» **STATED EXERCISE**
With the pictures omitted, write out the entries that follow exactly as they stand.

» **INFORMATION GIVEN**
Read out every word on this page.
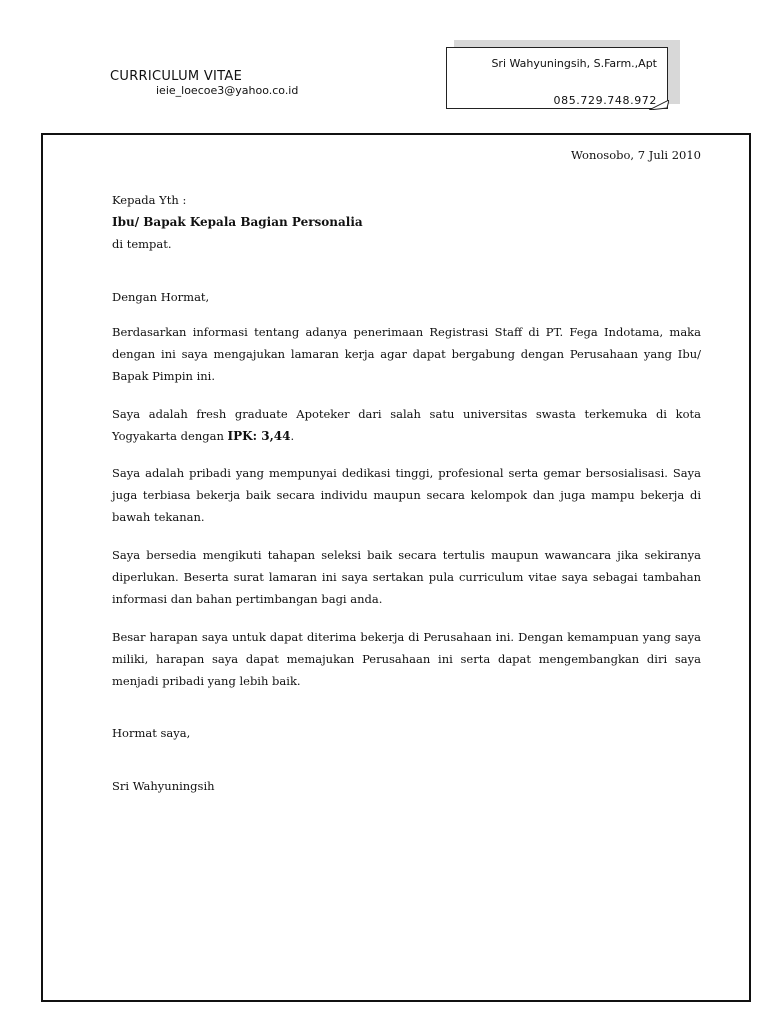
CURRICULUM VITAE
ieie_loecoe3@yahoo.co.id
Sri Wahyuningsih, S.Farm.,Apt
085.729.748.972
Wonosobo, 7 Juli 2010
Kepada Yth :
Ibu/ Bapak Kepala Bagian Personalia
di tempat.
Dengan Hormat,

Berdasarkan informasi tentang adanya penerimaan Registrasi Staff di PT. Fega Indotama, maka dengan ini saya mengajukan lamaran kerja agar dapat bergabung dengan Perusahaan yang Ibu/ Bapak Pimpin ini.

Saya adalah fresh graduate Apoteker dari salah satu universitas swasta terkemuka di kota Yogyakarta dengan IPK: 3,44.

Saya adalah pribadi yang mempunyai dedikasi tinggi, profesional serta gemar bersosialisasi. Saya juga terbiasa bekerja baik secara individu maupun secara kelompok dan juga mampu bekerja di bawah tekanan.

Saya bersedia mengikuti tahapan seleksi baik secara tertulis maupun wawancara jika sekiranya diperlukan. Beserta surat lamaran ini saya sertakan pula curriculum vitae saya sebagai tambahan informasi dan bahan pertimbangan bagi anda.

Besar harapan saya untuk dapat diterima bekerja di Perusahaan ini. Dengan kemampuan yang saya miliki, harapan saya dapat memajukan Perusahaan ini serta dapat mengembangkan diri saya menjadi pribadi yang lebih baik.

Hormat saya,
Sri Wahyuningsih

» **FINAL ANSWER**
Read out every word on this page.
CURRICULUM VITAE
ieie_loecoe3@yahoo.co.id
Sri Wahyuningsih, S.Farm.,Apt
085.729.748.972
Wonosobo, 7 Juli 2010
Kepada Yth :
Ibu/ Bapak Kepala Bagian Personalia
di tempat.
Dengan Hormat,

Berdasarkan informasi tentang adanya penerimaan Registrasi Staff di PT. Fega Indotama, maka dengan ini saya mengajukan lamaran kerja agar dapat bergabung dengan Perusahaan yang Ibu/ Bapak Pimpin ini.

Saya adalah fresh graduate Apoteker dari salah satu universitas swasta terkemuka di kota Yogyakarta dengan IPK: 3,44.

Saya adalah pribadi yang mempunyai dedikasi tinggi, profesional serta gemar bersosialisasi. Saya juga terbiasa bekerja baik secara individu maupun secara kelompok dan juga mampu bekerja di bawah tekanan.

Saya bersedia mengikuti tahapan seleksi baik secara tertulis maupun wawancara jika sekiranya diperlukan. Beserta surat lamaran ini saya sertakan pula curriculum vitae saya sebagai tambahan informasi dan bahan pertimbangan bagi anda.

Besar harapan saya untuk dapat diterima bekerja di Perusahaan ini. Dengan kemampuan yang saya miliki, harapan saya dapat memajukan Perusahaan ini serta dapat mengembangkan diri saya menjadi pribadi yang lebih baik.

Hormat saya,
Sri Wahyuningsih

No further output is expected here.